TEXT PROVIDED: Begin
CONSTRUCTION AND PARTIAL


VALIDATION OF AN ANIMAL USE
INVENTORY
Donald I. Templer, Lynette Bassman
Alliant International University, Fresno, CA, USA
E-mail: donaldtempler@sbcglobal.net

Christine Szostak
Ohio State University, Columbus, OH, USA
E-mail: SZOSTAK.1@osu.edu

Rhoda Myra Graces-Bacsal


Nanyang Technological University, Singapore
E-mail: Rhoda.bacsal@nie.edu.sg

Hiroko Arikawa
Forest Institute of Professional Psychology, Springfield, MO, USA
E-mail: hirokoar@gmail.com

Anne Petrovich
California State University, Fresno, USA
E-mail: apetrovich@csufresno.edu

Abstract

A 78-item Animal Use Inventory was constructed. Previous animal attitude scales have centered on affection,
bonding, companion animal ownership, animal-human continuity, and general attitudes toward animals, but
not use of animals. The present inventory has six scales: Sports and Entertainment, Hunting, Working and
Service, Research, Fur, and Loving and Affection. Men scored higher on the Hunting, Research, Entertain-
ment, and Service scales. National Rifle Association members scored higher than animal protection society
members on the Hunting and Fur scales. In general, the scales correlated positively with each other but
negatively with the Loving and Affection scale. Nevertheless, caution was urged because of the unimpressive
Cronbach’s alphas on some of the scales. Further development is recommended.
TEXT PROVIDED: End
PROBLEM TO WORK ON: Carry on the Animal Use Inventory paper from where it stops, before the items that follow.
EXTRACTED RECORDS: Begin
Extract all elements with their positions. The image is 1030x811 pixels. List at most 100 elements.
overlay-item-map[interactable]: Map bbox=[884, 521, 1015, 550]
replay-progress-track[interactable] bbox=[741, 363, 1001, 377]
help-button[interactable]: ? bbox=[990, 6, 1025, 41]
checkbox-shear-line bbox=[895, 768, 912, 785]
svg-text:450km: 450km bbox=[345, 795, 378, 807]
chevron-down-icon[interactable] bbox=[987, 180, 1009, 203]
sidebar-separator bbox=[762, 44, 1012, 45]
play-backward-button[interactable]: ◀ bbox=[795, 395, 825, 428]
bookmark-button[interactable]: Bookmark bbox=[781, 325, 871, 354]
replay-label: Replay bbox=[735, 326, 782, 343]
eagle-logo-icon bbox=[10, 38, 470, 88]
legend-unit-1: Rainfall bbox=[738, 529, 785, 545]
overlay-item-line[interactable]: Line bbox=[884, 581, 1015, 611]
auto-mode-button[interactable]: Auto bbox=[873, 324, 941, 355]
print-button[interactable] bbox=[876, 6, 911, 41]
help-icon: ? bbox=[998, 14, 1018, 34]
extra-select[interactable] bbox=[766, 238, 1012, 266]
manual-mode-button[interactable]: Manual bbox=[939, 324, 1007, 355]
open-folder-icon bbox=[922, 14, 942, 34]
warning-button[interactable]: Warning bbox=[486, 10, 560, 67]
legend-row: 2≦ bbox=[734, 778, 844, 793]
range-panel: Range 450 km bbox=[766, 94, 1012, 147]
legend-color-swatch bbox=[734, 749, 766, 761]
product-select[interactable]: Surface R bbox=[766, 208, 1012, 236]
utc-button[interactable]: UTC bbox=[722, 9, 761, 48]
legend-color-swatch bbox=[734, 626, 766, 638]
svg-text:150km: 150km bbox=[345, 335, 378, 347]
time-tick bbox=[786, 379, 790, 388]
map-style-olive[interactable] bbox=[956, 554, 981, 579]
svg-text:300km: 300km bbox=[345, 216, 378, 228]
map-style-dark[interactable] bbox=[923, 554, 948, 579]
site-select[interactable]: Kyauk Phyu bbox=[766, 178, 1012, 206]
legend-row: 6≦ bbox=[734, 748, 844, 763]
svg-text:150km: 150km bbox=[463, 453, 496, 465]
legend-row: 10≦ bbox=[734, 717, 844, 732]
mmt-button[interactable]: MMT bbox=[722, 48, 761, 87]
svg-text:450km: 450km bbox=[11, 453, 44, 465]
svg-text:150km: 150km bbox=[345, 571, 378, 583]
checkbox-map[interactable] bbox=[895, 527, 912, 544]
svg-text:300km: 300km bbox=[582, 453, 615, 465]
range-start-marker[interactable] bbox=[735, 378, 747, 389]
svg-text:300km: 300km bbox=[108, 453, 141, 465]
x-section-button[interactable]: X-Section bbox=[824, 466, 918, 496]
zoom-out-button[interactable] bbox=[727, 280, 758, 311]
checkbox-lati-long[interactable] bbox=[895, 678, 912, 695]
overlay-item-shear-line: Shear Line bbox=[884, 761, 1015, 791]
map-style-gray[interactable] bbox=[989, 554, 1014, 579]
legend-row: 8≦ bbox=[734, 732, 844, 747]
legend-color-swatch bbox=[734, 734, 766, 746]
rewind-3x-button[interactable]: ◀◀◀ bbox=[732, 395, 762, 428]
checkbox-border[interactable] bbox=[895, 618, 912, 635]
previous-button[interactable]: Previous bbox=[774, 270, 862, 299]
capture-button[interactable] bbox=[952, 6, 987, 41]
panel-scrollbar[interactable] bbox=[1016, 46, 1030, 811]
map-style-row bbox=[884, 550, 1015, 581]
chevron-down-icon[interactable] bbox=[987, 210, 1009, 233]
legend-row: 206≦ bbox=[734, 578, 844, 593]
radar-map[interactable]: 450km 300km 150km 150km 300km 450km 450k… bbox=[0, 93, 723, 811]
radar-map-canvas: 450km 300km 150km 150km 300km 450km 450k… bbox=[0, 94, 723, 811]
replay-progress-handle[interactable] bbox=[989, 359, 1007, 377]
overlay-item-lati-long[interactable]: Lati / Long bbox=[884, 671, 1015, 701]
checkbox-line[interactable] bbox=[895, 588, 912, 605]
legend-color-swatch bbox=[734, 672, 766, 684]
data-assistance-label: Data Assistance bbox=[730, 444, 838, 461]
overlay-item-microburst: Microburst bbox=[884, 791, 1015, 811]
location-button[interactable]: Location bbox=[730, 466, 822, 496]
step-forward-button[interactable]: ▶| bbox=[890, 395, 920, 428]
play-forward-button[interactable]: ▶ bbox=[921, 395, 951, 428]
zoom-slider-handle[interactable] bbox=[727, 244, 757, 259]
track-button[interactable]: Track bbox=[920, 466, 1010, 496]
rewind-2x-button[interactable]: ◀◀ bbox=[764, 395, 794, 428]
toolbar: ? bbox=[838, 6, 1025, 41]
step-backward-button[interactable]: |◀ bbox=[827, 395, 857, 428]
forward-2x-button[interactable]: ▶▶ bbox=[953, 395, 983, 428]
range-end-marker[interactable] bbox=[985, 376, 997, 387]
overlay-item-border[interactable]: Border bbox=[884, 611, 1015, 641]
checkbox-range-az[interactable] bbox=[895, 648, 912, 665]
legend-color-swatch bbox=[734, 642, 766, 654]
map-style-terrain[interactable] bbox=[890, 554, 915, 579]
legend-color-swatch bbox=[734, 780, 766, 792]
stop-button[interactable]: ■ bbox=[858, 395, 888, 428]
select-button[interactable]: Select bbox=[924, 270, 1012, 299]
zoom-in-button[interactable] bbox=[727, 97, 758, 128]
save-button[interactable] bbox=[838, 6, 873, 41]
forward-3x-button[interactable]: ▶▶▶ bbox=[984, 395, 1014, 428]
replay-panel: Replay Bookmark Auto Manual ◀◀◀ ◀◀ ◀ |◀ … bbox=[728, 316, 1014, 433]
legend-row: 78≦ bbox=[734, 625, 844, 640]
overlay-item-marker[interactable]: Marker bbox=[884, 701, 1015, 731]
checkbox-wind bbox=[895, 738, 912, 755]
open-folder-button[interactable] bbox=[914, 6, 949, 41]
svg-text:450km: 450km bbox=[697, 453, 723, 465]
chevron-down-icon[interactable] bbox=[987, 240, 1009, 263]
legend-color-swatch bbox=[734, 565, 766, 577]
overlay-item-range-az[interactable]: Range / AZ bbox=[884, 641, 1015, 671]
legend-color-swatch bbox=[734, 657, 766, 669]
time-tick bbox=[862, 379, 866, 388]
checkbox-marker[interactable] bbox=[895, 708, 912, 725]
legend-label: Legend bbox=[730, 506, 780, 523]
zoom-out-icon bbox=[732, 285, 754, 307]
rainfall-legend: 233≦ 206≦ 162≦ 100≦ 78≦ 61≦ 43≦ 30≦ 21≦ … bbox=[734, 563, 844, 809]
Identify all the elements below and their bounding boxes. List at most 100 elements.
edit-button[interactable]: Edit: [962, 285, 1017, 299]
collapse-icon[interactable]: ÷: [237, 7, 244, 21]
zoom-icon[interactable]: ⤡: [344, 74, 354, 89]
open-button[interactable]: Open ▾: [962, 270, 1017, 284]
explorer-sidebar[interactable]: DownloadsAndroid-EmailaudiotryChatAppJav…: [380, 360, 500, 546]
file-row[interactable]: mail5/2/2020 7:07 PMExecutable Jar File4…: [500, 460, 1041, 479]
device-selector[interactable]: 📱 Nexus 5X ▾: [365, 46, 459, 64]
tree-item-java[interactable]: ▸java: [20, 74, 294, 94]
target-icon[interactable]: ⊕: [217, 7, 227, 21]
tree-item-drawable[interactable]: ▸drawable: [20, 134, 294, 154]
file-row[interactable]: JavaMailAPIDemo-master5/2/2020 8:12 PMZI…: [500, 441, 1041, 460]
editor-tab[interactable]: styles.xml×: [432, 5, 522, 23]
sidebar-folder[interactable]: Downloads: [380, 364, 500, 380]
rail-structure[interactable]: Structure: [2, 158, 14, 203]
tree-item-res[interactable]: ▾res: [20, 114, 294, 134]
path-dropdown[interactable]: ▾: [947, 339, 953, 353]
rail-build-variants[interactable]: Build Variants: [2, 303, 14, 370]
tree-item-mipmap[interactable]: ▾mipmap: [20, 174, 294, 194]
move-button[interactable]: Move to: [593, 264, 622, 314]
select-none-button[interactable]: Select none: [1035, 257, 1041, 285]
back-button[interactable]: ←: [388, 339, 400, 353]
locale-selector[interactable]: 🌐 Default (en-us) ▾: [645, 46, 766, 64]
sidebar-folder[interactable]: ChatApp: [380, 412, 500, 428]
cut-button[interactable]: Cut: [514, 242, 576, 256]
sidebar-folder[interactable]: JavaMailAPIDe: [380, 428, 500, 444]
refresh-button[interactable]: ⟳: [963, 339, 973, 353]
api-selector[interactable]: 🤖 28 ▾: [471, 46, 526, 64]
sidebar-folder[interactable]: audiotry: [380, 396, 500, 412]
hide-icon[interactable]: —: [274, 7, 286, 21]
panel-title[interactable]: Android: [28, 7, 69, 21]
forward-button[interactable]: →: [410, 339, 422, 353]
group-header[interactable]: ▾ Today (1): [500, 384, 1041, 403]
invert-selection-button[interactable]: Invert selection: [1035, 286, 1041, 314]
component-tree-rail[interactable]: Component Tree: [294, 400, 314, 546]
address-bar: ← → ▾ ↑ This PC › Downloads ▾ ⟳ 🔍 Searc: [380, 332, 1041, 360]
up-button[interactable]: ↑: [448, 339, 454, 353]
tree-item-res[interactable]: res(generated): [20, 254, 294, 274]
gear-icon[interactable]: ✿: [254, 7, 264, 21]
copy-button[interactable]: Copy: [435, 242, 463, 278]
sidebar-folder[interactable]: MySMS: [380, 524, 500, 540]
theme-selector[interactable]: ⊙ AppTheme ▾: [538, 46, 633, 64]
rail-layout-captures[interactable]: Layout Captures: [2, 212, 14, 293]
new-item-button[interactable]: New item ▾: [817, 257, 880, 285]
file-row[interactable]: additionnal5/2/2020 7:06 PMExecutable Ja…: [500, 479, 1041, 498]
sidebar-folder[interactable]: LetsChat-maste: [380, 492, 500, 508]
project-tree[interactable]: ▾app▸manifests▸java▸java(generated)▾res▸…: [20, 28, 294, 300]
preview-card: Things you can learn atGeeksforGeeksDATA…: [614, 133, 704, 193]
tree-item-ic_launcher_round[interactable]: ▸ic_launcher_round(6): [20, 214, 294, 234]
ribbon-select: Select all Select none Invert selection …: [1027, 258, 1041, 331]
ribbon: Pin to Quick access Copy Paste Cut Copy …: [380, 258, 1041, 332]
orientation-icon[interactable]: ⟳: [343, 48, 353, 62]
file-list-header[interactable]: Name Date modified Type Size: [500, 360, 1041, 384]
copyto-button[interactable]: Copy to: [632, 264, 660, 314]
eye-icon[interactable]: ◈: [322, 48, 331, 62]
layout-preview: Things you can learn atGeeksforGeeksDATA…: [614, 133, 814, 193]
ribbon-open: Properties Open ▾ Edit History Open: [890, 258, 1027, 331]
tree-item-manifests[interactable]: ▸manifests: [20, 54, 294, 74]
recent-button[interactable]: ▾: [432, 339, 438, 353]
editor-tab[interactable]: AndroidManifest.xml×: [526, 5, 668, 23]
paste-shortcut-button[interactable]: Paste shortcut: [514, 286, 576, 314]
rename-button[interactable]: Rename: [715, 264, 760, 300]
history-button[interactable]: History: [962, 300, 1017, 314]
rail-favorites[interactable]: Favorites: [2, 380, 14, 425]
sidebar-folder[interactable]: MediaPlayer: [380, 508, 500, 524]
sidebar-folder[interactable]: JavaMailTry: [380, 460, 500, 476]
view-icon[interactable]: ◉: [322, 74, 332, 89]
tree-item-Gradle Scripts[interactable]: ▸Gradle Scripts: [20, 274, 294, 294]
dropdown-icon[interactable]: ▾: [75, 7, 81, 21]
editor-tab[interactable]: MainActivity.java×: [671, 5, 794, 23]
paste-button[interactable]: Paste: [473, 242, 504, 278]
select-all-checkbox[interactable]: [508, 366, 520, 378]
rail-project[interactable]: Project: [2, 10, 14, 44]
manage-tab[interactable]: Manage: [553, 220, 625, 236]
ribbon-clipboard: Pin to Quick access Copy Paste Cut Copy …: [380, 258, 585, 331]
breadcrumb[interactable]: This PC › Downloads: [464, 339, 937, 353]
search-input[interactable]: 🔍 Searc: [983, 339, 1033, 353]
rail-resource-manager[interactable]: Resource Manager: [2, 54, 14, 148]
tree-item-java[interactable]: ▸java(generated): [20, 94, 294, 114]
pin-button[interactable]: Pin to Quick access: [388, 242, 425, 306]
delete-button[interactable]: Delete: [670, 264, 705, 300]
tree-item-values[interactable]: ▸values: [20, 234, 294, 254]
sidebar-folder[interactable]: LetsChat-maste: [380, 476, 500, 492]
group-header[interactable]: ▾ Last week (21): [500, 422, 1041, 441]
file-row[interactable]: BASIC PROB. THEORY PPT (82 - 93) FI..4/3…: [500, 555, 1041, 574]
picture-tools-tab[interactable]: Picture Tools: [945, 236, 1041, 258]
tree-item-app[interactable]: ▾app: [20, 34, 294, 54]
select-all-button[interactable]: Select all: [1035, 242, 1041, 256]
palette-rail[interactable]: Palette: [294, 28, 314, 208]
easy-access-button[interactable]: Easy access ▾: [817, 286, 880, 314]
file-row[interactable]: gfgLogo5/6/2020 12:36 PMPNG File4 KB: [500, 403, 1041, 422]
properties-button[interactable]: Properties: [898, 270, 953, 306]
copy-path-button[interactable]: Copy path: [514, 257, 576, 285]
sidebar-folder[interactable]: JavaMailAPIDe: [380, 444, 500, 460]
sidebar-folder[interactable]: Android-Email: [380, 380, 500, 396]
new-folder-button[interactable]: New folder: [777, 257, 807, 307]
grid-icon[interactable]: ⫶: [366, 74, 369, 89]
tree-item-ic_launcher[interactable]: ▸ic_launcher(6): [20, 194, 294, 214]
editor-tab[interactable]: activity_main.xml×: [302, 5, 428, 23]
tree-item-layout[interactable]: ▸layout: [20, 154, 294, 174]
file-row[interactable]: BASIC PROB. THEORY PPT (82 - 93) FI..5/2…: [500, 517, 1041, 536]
EXTRACTED RECORDS: End
RESULT FOR THIS TASK:
Key words: animal use, ethnicity, gender, scales, hunting, companionship, work, food.

Introduction

Templer and Arikawa (2011) reviewed eight attitude-toward-animal scales. The Pet Attitude
Scale (Templer, Salter, Dickey, Baldwin, & Veleber, 1981), the Censhare Pet Attachment Survey
(Holcomb, Williams, & Richards, 1988), the Lexington Attachment to Pets Scale (Johnson, Garrity,
& Stallone, 1995), and the Pet Relationship Scale (Lago, Kafer, Delaney, & Connell, 1988) assess
general companion animal attitudes and bonding with companion animals. The Companion Animal
Bonding Scale (Poresky, Hendrix, Mosier, & Samuelson, 1988) assesses bonding with companion
animals. The Miller-Rado Commitment to Pets Scale (Stats, Miller, Carnot, Rado, & Turnes, 1996)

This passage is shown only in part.